--- THE PROBLEM ---
Report each line of the data that has "process" somewhere in it.

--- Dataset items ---
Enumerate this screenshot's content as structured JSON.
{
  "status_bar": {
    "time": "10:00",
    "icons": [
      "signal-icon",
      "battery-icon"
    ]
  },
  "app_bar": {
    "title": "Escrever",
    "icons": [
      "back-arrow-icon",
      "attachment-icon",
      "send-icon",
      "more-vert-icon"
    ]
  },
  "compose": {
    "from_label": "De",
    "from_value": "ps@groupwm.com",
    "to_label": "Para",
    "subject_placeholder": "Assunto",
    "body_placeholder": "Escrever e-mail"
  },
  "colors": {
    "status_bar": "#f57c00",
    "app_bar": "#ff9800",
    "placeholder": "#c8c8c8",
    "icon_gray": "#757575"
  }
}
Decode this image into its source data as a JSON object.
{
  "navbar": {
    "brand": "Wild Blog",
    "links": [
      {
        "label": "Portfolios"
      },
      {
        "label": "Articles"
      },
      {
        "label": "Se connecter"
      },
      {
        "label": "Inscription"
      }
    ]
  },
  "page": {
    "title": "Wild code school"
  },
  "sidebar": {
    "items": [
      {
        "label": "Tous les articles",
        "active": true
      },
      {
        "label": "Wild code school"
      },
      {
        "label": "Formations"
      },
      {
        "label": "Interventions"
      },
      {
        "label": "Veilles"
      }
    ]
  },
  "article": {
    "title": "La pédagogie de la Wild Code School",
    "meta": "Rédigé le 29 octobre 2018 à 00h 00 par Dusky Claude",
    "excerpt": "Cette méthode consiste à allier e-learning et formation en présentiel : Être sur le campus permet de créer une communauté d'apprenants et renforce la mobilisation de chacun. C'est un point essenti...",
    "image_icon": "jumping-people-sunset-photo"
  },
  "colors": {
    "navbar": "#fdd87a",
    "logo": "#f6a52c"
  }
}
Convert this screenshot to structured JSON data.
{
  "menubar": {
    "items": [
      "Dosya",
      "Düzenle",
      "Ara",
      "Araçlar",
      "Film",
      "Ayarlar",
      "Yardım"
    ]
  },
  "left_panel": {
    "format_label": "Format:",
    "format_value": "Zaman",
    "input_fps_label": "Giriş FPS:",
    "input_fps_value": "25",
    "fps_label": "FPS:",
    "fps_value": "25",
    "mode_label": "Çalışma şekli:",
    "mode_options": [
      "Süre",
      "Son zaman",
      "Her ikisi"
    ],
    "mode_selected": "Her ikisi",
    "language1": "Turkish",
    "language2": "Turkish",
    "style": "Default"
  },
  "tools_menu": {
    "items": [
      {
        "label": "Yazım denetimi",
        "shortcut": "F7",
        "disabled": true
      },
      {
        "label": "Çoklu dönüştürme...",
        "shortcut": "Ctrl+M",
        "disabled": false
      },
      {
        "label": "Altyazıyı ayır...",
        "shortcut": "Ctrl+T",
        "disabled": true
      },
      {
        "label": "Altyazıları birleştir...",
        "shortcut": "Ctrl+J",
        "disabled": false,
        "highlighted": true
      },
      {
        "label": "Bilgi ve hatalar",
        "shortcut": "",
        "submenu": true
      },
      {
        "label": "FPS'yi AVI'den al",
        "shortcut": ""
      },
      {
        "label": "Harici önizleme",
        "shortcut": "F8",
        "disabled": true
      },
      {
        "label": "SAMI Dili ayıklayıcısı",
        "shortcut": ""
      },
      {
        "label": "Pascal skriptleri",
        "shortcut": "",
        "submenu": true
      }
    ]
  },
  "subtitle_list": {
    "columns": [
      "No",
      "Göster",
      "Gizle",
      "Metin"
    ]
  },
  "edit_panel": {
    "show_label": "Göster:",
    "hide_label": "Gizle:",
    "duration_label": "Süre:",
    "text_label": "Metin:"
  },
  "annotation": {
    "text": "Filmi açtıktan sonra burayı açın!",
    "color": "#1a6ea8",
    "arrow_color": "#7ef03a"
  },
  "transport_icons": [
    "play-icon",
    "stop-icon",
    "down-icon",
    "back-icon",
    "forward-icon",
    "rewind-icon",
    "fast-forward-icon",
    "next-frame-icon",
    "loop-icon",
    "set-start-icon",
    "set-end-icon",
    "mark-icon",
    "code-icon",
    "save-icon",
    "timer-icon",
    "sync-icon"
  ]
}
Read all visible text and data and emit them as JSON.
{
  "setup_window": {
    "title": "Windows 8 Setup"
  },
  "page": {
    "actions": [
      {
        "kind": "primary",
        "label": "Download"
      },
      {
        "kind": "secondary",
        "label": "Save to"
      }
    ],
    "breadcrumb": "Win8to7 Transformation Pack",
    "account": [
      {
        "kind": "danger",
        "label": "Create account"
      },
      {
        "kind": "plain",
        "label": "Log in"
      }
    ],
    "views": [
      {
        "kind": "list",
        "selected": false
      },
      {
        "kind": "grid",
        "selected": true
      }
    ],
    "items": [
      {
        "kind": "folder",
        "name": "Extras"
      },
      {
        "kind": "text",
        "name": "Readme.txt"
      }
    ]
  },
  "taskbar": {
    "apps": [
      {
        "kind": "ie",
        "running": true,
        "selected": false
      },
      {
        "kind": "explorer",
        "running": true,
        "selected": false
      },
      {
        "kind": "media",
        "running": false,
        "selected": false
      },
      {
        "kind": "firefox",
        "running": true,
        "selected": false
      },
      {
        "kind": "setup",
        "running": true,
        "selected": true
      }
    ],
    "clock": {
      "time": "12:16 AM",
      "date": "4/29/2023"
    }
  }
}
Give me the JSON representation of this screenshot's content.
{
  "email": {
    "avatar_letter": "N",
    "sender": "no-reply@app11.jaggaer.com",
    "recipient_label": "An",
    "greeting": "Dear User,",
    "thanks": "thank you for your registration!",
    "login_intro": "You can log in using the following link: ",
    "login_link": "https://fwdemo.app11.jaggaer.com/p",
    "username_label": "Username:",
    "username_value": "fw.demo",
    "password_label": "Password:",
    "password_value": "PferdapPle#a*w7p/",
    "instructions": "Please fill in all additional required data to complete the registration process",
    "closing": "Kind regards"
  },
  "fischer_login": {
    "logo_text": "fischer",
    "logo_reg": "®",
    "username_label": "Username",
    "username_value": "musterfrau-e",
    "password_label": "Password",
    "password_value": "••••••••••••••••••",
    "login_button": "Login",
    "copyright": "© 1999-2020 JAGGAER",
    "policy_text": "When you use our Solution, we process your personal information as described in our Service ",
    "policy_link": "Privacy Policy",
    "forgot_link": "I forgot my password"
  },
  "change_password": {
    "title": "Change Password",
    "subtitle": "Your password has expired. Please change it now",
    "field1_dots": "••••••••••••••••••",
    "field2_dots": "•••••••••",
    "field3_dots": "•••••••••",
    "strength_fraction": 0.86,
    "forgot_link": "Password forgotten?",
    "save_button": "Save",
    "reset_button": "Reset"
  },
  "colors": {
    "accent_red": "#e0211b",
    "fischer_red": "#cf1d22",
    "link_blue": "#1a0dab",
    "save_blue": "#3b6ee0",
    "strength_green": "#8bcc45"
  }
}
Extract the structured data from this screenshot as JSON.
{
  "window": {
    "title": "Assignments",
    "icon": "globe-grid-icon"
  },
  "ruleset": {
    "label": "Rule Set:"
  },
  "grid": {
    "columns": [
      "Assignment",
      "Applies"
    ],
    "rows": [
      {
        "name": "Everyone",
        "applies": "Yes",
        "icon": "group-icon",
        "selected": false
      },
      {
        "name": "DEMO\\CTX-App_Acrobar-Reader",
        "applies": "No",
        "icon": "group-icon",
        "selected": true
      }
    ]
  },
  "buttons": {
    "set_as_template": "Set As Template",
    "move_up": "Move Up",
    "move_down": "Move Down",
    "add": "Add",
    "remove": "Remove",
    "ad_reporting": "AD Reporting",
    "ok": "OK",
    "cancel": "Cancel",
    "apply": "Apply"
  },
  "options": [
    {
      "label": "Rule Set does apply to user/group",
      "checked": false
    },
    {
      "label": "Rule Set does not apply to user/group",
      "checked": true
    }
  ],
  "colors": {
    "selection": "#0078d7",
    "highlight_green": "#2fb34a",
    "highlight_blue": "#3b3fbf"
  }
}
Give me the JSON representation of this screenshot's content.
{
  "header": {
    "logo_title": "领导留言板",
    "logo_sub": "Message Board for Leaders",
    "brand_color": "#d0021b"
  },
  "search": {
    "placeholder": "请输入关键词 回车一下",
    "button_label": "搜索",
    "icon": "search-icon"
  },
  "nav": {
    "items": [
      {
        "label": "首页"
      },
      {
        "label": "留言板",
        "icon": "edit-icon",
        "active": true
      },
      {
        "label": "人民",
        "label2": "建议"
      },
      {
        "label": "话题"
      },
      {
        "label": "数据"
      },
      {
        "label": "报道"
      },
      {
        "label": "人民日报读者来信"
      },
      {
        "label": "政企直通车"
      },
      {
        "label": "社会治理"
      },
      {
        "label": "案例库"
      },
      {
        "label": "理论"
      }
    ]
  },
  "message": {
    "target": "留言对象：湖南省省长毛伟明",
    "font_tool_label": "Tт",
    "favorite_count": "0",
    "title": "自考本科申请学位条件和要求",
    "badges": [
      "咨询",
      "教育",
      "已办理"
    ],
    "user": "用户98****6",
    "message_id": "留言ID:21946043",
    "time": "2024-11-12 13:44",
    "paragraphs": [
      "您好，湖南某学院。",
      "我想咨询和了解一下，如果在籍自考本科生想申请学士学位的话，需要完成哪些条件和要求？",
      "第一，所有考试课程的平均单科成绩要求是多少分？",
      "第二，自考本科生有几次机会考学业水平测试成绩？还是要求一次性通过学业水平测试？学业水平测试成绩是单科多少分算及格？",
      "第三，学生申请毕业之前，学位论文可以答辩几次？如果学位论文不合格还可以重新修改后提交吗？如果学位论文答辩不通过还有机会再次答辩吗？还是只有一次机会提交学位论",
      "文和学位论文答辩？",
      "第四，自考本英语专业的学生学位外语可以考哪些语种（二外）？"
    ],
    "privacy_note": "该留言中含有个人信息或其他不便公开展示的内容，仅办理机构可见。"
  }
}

--- THE RESPONSE ---
    "instructions": "Please fill in all additional required data to complete the registration process",
    "policy_text": "When you use our Solution, we process your personal information as described in our Service ",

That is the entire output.